• _Task requirements_: Reproduce the lines from the start of the records through the line containing "sensor-box-icon[interactable]: [1229, 377, 1263, 397]", including both ends, and write them out verbatim.

Start Listing

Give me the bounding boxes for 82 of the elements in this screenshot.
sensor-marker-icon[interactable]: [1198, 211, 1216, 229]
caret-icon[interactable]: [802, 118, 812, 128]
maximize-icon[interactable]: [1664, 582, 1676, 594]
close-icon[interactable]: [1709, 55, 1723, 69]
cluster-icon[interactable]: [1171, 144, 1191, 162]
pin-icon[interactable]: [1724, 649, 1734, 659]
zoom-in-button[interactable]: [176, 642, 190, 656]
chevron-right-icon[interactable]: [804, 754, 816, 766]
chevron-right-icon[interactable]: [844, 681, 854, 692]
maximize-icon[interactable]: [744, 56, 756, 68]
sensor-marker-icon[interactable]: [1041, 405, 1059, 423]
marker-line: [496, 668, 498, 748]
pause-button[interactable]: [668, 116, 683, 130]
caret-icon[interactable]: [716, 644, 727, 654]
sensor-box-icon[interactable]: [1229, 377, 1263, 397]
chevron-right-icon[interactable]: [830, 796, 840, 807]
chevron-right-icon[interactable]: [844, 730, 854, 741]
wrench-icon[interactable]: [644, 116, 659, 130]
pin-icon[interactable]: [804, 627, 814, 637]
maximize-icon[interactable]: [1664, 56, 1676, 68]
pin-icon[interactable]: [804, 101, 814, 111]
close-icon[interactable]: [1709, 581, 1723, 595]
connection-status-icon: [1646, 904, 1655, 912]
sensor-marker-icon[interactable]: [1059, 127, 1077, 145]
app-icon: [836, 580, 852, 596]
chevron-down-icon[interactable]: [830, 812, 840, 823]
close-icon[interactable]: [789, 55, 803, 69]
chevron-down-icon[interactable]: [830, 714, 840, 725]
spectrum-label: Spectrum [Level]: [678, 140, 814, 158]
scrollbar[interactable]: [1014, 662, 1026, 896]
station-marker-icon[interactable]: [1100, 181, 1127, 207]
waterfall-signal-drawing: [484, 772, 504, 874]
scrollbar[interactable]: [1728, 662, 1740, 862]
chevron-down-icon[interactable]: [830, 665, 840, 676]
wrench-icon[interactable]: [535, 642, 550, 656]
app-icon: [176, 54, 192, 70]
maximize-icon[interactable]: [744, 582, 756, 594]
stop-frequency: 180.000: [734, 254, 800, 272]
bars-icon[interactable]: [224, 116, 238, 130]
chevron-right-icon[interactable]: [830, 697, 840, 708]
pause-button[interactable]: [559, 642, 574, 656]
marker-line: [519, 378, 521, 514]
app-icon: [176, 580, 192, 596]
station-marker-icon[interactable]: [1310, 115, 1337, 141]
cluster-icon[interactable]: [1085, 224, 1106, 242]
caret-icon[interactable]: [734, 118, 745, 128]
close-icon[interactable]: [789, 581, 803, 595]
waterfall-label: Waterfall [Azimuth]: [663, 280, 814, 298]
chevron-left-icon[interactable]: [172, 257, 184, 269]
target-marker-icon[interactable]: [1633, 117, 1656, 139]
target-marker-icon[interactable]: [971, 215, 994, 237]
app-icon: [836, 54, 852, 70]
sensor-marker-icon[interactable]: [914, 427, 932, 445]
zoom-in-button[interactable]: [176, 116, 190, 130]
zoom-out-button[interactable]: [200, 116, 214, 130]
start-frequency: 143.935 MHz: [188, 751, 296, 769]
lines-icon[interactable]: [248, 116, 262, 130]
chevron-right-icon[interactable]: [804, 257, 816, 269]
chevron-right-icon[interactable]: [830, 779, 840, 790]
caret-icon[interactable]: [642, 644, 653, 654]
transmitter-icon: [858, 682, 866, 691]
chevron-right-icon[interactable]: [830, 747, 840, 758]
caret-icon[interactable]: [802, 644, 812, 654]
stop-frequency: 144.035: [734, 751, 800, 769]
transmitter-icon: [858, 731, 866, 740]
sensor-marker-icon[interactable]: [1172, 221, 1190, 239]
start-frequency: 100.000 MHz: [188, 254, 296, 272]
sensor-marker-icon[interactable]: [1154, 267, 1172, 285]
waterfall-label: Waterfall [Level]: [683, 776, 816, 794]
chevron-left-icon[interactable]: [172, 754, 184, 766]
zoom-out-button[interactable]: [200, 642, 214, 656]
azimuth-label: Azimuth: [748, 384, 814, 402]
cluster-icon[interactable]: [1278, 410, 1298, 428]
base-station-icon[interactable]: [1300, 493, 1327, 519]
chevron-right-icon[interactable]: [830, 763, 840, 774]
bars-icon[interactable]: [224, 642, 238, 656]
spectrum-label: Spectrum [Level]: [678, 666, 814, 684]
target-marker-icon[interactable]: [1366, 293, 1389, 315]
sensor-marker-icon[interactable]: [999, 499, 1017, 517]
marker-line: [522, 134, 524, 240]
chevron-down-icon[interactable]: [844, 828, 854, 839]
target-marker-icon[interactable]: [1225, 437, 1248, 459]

End Listing

• _Answer to the exercise_:
Give me the bounding boxes for 82 of the elements in this screenshot.
sensor-marker-icon[interactable]: [1198, 211, 1216, 229]
caret-icon[interactable]: [802, 118, 812, 128]
maximize-icon[interactable]: [1664, 582, 1676, 594]
close-icon[interactable]: [1709, 55, 1723, 69]
cluster-icon[interactable]: [1171, 144, 1191, 162]
pin-icon[interactable]: [1724, 649, 1734, 659]
zoom-in-button[interactable]: [176, 642, 190, 656]
chevron-right-icon[interactable]: [804, 754, 816, 766]
chevron-right-icon[interactable]: [844, 681, 854, 692]
maximize-icon[interactable]: [744, 56, 756, 68]
sensor-marker-icon[interactable]: [1041, 405, 1059, 423]
marker-line: [496, 668, 498, 748]
pause-button[interactable]: [668, 116, 683, 130]
caret-icon[interactable]: [716, 644, 727, 654]
sensor-box-icon[interactable]: [1229, 377, 1263, 397]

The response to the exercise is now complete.